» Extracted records
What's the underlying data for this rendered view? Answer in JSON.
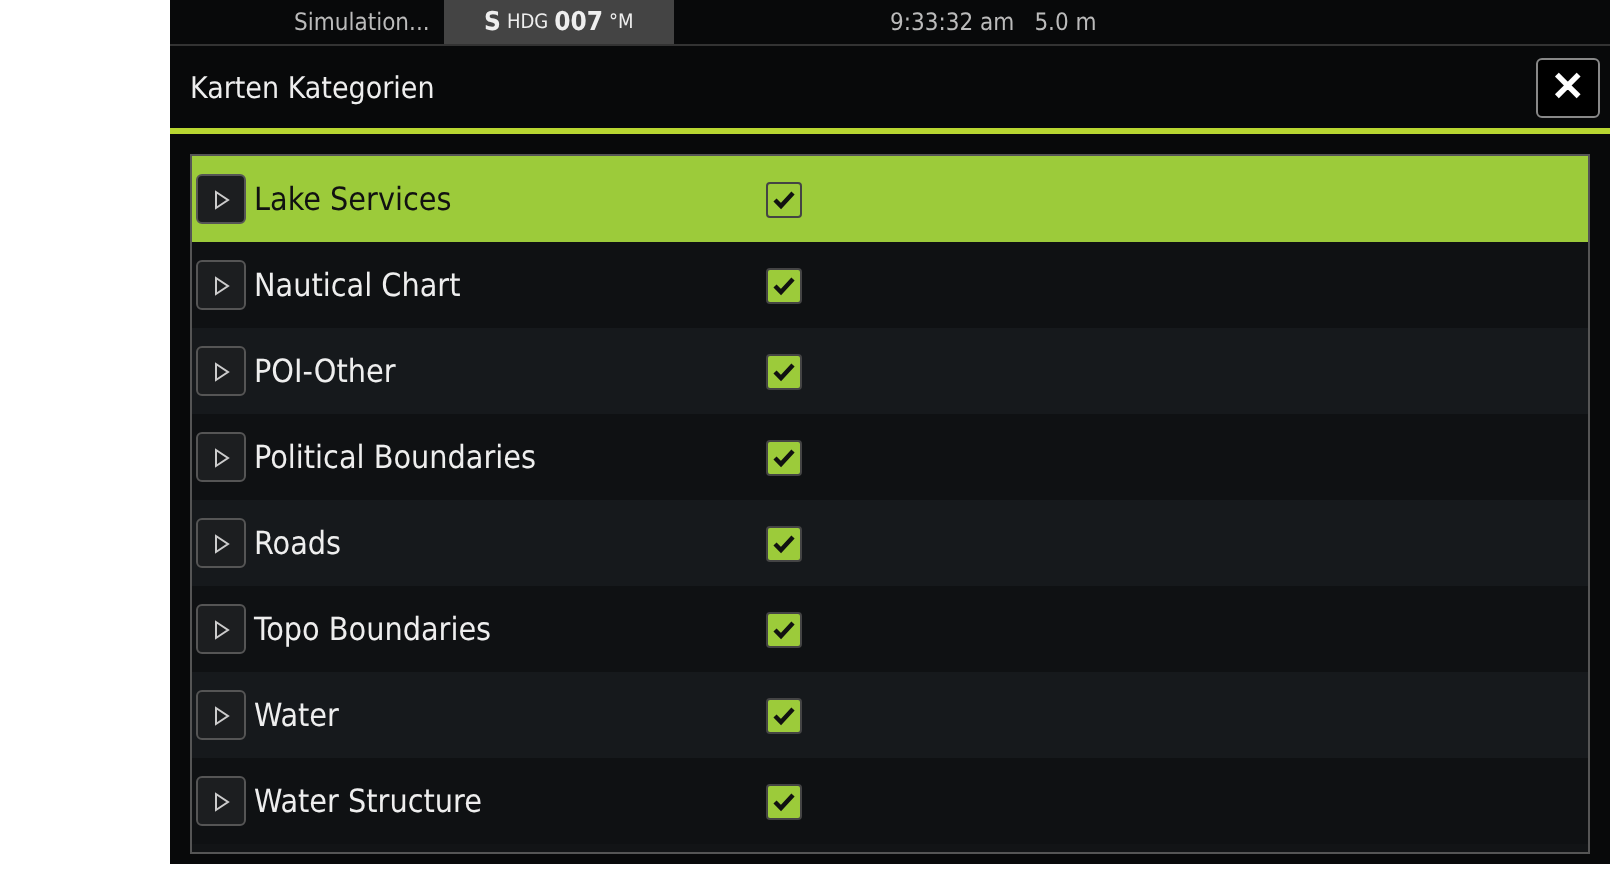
{
  "status_bar": {
    "mode": "Simulation...",
    "heading": {
      "prefix": "S",
      "label": "HDG",
      "value": "007",
      "unit": "°M"
    },
    "time": "9:33:32 am",
    "depth": "5.0 m"
  },
  "dialog": {
    "title": "Karten Kategorien",
    "close": "✕"
  },
  "categories": [
    {
      "label": "Lake Services",
      "selected": true,
      "checked": true
    },
    {
      "label": "Nautical Chart",
      "selected": false,
      "checked": true
    },
    {
      "label": "POI-Other",
      "selected": false,
      "checked": true
    },
    {
      "label": "Political Boundaries",
      "selected": false,
      "checked": true
    },
    {
      "label": "Roads",
      "selected": false,
      "checked": true
    },
    {
      "label": "Topo Boundaries",
      "selected": false,
      "checked": true
    },
    {
      "label": "Water",
      "selected": false,
      "checked": true
    },
    {
      "label": "Water Structure",
      "selected": false,
      "checked": true
    }
  ]
}
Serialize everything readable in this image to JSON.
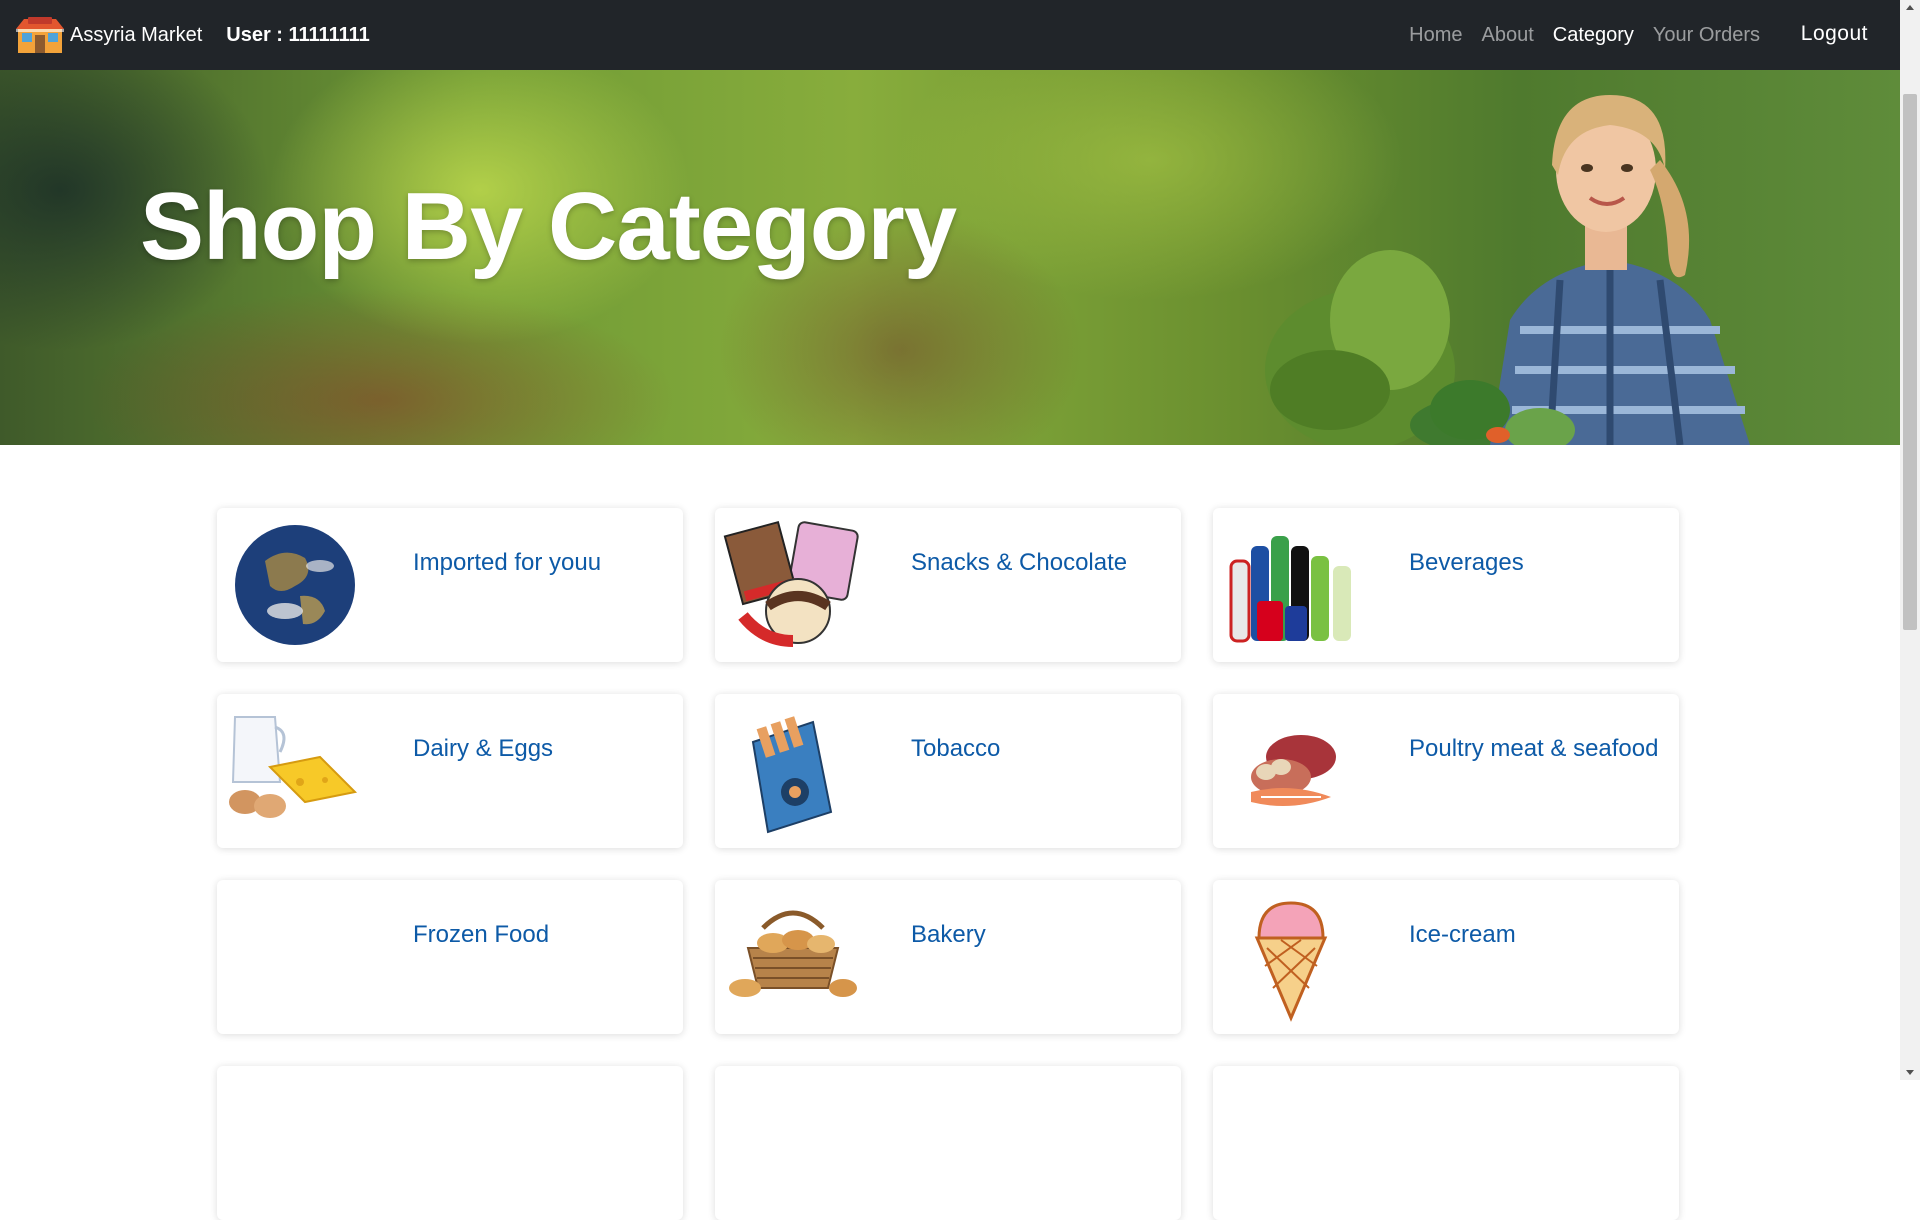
{
  "navbar": {
    "brand_name": "Assyria Market",
    "user_label": "User : 11111111",
    "links": [
      {
        "label": "Home"
      },
      {
        "label": "About"
      },
      {
        "label": "Category",
        "active": true
      },
      {
        "label": "Your Orders"
      }
    ],
    "logout_label": "Logout",
    "background_color": "#212529"
  },
  "hero": {
    "title": "Shop By Category"
  },
  "categories": [
    {
      "title": "Imported for youu",
      "icon": "earth-globe-icon"
    },
    {
      "title": "Snacks & Chocolate",
      "icon": "chocolate-sweets-icon"
    },
    {
      "title": "Beverages",
      "icon": "beverage-bottles-icon"
    },
    {
      "title": "Dairy & Eggs",
      "icon": "milk-cheese-eggs-icon"
    },
    {
      "title": "Tobacco",
      "icon": "cigarette-pack-icon"
    },
    {
      "title": "Poultry meat & seafood",
      "icon": "meat-seafood-icon"
    },
    {
      "title": "Frozen Food",
      "icon": ""
    },
    {
      "title": "Bakery",
      "icon": "bread-basket-icon"
    },
    {
      "title": "Ice-cream",
      "icon": "ice-cream-cone-icon"
    }
  ],
  "colors": {
    "category_title": "#0d5aa7",
    "card_background": "#ffffff"
  }
}
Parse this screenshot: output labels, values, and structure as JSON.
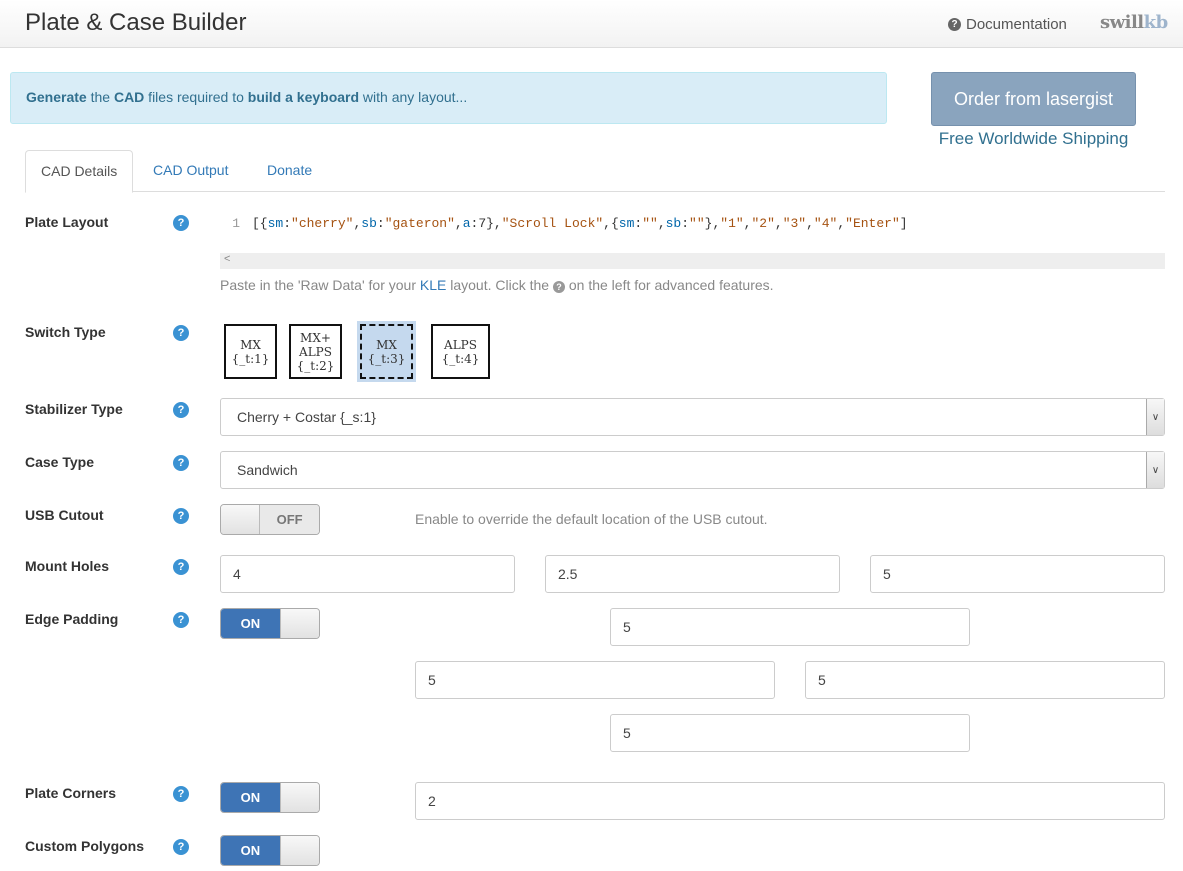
{
  "header": {
    "title": "Plate & Case Builder",
    "documentation_label": "Documentation",
    "brand_part1": "swill",
    "brand_part2": "kb"
  },
  "banner": {
    "w1": "Generate",
    "w2": " the ",
    "w3": "CAD",
    "w4": " files required to ",
    "w5": "build a keyboard",
    "w6": " with any layout..."
  },
  "order": {
    "button_label": "Order from lasergist",
    "shipping_text": "Free Worldwide Shipping"
  },
  "tabs": [
    {
      "label": "CAD Details",
      "active": true
    },
    {
      "label": "CAD Output",
      "active": false
    },
    {
      "label": "Donate",
      "active": false
    }
  ],
  "form": {
    "plate_layout": {
      "label": "Plate Layout",
      "line_number": "1",
      "code_tokens": [
        {
          "t": "[{",
          "c": "punc"
        },
        {
          "t": "sm",
          "c": "key"
        },
        {
          "t": ":",
          "c": "punc"
        },
        {
          "t": "\"cherry\"",
          "c": "str"
        },
        {
          "t": ",",
          "c": "punc"
        },
        {
          "t": "sb",
          "c": "key"
        },
        {
          "t": ":",
          "c": "punc"
        },
        {
          "t": "\"gateron\"",
          "c": "str"
        },
        {
          "t": ",",
          "c": "punc"
        },
        {
          "t": "a",
          "c": "key"
        },
        {
          "t": ":7},",
          "c": "punc"
        },
        {
          "t": "\"Scroll Lock\"",
          "c": "str"
        },
        {
          "t": ",{",
          "c": "punc"
        },
        {
          "t": "sm",
          "c": "key"
        },
        {
          "t": ":",
          "c": "punc"
        },
        {
          "t": "\"\"",
          "c": "str"
        },
        {
          "t": ",",
          "c": "punc"
        },
        {
          "t": "sb",
          "c": "key"
        },
        {
          "t": ":",
          "c": "punc"
        },
        {
          "t": "\"\"",
          "c": "str"
        },
        {
          "t": "},",
          "c": "punc"
        },
        {
          "t": "\"1\"",
          "c": "str"
        },
        {
          "t": ",",
          "c": "punc"
        },
        {
          "t": "\"2\"",
          "c": "str"
        },
        {
          "t": ",",
          "c": "punc"
        },
        {
          "t": "\"3\"",
          "c": "str"
        },
        {
          "t": ",",
          "c": "punc"
        },
        {
          "t": "\"4\"",
          "c": "str"
        },
        {
          "t": ",",
          "c": "punc"
        },
        {
          "t": "\"Enter\"",
          "c": "str"
        },
        {
          "t": "]",
          "c": "punc"
        }
      ],
      "hint_pre": "Paste in the 'Raw Data' for your ",
      "hint_link": "KLE",
      "hint_mid": " layout. Click the ",
      "hint_post": " on the left for advanced features."
    },
    "switch_type": {
      "label": "Switch Type",
      "options": [
        {
          "line1": "MX",
          "line2": "{_t:1}",
          "line3": "",
          "selected": false
        },
        {
          "line1": "MX+",
          "line2": "ALPS",
          "line3": "{_t:2}",
          "selected": false
        },
        {
          "line1": "MX",
          "line2": "{_t:3}",
          "line3": "",
          "selected": true
        },
        {
          "line1": "ALPS",
          "line2": "{_t:4}",
          "line3": "",
          "selected": false
        }
      ]
    },
    "stabilizer_type": {
      "label": "Stabilizer Type",
      "value": "Cherry + Costar {_s:1}"
    },
    "case_type": {
      "label": "Case Type",
      "value": "Sandwich"
    },
    "usb_cutout": {
      "label": "USB Cutout",
      "toggle": "OFF",
      "hint": "Enable to override the default location of the USB cutout."
    },
    "mount_holes": {
      "label": "Mount Holes",
      "values": [
        "4",
        "2.5",
        "5"
      ]
    },
    "edge_padding": {
      "label": "Edge Padding",
      "toggle": "ON",
      "top": "5",
      "left": "5",
      "right": "5",
      "bottom": "5"
    },
    "plate_corners": {
      "label": "Plate Corners",
      "toggle": "ON",
      "value": "2"
    },
    "custom_polygons": {
      "label": "Custom Polygons",
      "toggle": "ON"
    }
  },
  "colors": {
    "accent": "#337ab7",
    "help_icon": "#3a92d3",
    "toggle_on": "#3e74b5",
    "banner_bg": "#d9edf7",
    "order_button": "#8aa4be"
  }
}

» GIVEN TASK
Repeat each line of the records above exactly, but do not copy the pictures.

» WORKED SOLUTION
What's the underlying data for this rendered view? Answer in JSON.
{
  "status_bar": {
    "mode": "Simulation...",
    "heading": {
      "prefix": "S",
      "label": "HDG",
      "value": "007",
      "unit": "°M"
    },
    "time": "9:33:32 am",
    "depth": "5.0 m"
  },
  "dialog": {
    "title": "Karten Kategorien",
    "close": "✕"
  },
  "categories": [
    {
      "label": "Lake Services",
      "selected": true,
      "checked": true
    },
    {
      "label": "Nautical Chart",
      "selected": false,
      "checked": true
    },
    {
      "label": "POI-Other",
      "selected": false,
      "checked": true
    },
    {
      "label": "Political Boundaries",
      "selected": false,
      "checked": true
    },
    {
      "label": "Roads",
      "selected": false,
      "checked": true
    },
    {
      "label": "Topo Boundaries",
      "selected": false,
      "checked": true
    },
    {
      "label": "Water",
      "selected": false,
      "checked": true
    },
    {
      "label": "Water Structure",
      "selected": false,
      "checked": true
    }
  ]
}
Serialize everything readable in this image to JSON.
{
  "navbar": {
    "brand_name": "Assyria Market",
    "user_label": "User : 11111111",
    "links": [
      {
        "label": "Home"
      },
      {
        "label": "About"
      },
      {
        "label": "Category",
        "active": true
      },
      {
        "label": "Your Orders"
      }
    ],
    "logout_label": "Logout",
    "background_color": "#212529"
  },
  "hero": {
    "title": "Shop By Category"
  },
  "categories": [
    {
      "title": "Imported for youu",
      "icon": "earth-globe-icon"
    },
    {
      "title": "Snacks & Chocolate",
      "icon": "chocolate-sweets-icon"
    },
    {
      "title": "Beverages",
      "icon": "beverage-bottles-icon"
    },
    {
      "title": "Dairy & Eggs",
      "icon": "milk-cheese-eggs-icon"
    },
    {
      "title": "Tobacco",
      "icon": "cigarette-pack-icon"
    },
    {
      "title": "Poultry meat & seafood",
      "icon": "meat-seafood-icon"
    },
    {
      "title": "Frozen Food",
      "icon": ""
    },
    {
      "title": "Bakery",
      "icon": "bread-basket-icon"
    },
    {
      "title": "Ice-cream",
      "icon": "ice-cream-cone-icon"
    }
  ],
  "colors": {
    "category_title": "#0d5aa7",
    "card_background": "#ffffff"
  }
}
Parse this screenshot: output labels, values, and structure as JSON.
{
  "header": {
    "title": "Plate & Case Builder",
    "documentation_label": "Documentation",
    "brand_part1": "swill",
    "brand_part2": "kb"
  },
  "banner": {
    "w1": "Generate",
    "w2": " the ",
    "w3": "CAD",
    "w4": " files required to ",
    "w5": "build a keyboard",
    "w6": " with any layout..."
  },
  "order": {
    "button_label": "Order from lasergist",
    "shipping_text": "Free Worldwide Shipping"
  },
  "tabs": [
    {
      "label": "CAD Details",
      "active": true
    },
    {
      "label": "CAD Output",
      "active": false
    },
    {
      "label": "Donate",
      "active": false
    }
  ],
  "form": {
    "plate_layout": {
      "label": "Plate Layout",
      "line_number": "1",
      "code_tokens": [
        {
          "t": "[{",
          "c": "punc"
        },
        {
          "t": "sm",
          "c": "key"
        },
        {
          "t": ":",
          "c": "punc"
        },
        {
          "t": "\"cherry\"",
          "c": "str"
        },
        {
          "t": ",",
          "c": "punc"
        },
        {
          "t": "sb",
          "c": "key"
        },
        {
          "t": ":",
          "c": "punc"
        },
        {
          "t": "\"gateron\"",
          "c": "str"
        },
        {
          "t": ",",
          "c": "punc"
        },
        {
          "t": "a",
          "c": "key"
        },
        {
          "t": ":7},",
          "c": "punc"
        },
        {
          "t": "\"Scroll Lock\"",
          "c": "str"
        },
        {
          "t": ",{",
          "c": "punc"
        },
        {
          "t": "sm",
          "c": "key"
        },
        {
          "t": ":",
          "c": "punc"
        },
        {
          "t": "\"\"",
          "c": "str"
        },
        {
          "t": ",",
          "c": "punc"
        },
        {
          "t": "sb",
          "c": "key"
        },
        {
          "t": ":",
          "c": "punc"
        },
        {
          "t": "\"\"",
          "c": "str"
        },
        {
          "t": "},",
          "c": "punc"
        },
        {
          "t": "\"1\"",
          "c": "str"
        },
        {
          "t": ",",
          "c": "punc"
        },
        {
          "t": "\"2\"",
          "c": "str"
        },
        {
          "t": ",",
          "c": "punc"
        },
        {
          "t": "\"3\"",
          "c": "str"
        },
        {
          "t": ",",
          "c": "punc"
        },
        {
          "t": "\"4\"",
          "c": "str"
        },
        {
          "t": ",",
          "c": "punc"
        },
        {
          "t": "\"Enter\"",
          "c": "str"
        },
        {
          "t": "]",
          "c": "punc"
        }
      ],
      "hint_pre": "Paste in the 'Raw Data' for your ",
      "hint_link": "KLE",
      "hint_mid": " layout. Click the ",
      "hint_post": " on the left for advanced features."
    },
    "switch_type": {
      "label": "Switch Type",
      "options": [
        {
          "line1": "MX",
          "line2": "{_t:1}",
          "line3": "",
          "selected": false
        },
        {
          "line1": "MX+",
          "line2": "ALPS",
          "line3": "{_t:2}",
          "selected": false
        },
        {
          "line1": "MX",
          "line2": "{_t:3}",
          "line3": "",
          "selected": true
        },
        {
          "line1": "ALPS",
          "line2": "{_t:4}",
          "line3": "",
          "selected": false
        }
      ]
    },
    "stabilizer_type": {
      "label": "Stabilizer Type",
      "value": "Cherry + Costar {_s:1}"
    },
    "case_type": {
      "label": "Case Type",
      "value": "Sandwich"
    },
    "usb_cutout": {
      "label": "USB Cutout",
      "toggle": "OFF",
      "hint": "Enable to override the default location of the USB cutout."
    },
    "mount_holes": {
      "label": "Mount Holes",
      "values": [
        "4",
        "2.5",
        "5"
      ]
    },
    "edge_padding": {
      "label": "Edge Padding",
      "toggle": "ON",
      "top": "5",
      "left": "5",
      "right": "5",
      "bottom": "5"
    },
    "plate_corners": {
      "label": "Plate Corners",
      "toggle": "ON",
      "value": "2"
    },
    "custom_polygons": {
      "label": "Custom Polygons",
      "toggle": "ON"
    }
  },
  "colors": {
    "accent": "#337ab7",
    "help_icon": "#3a92d3",
    "toggle_on": "#3e74b5",
    "banner_bg": "#d9edf7",
    "order_button": "#8aa4be"
  }
}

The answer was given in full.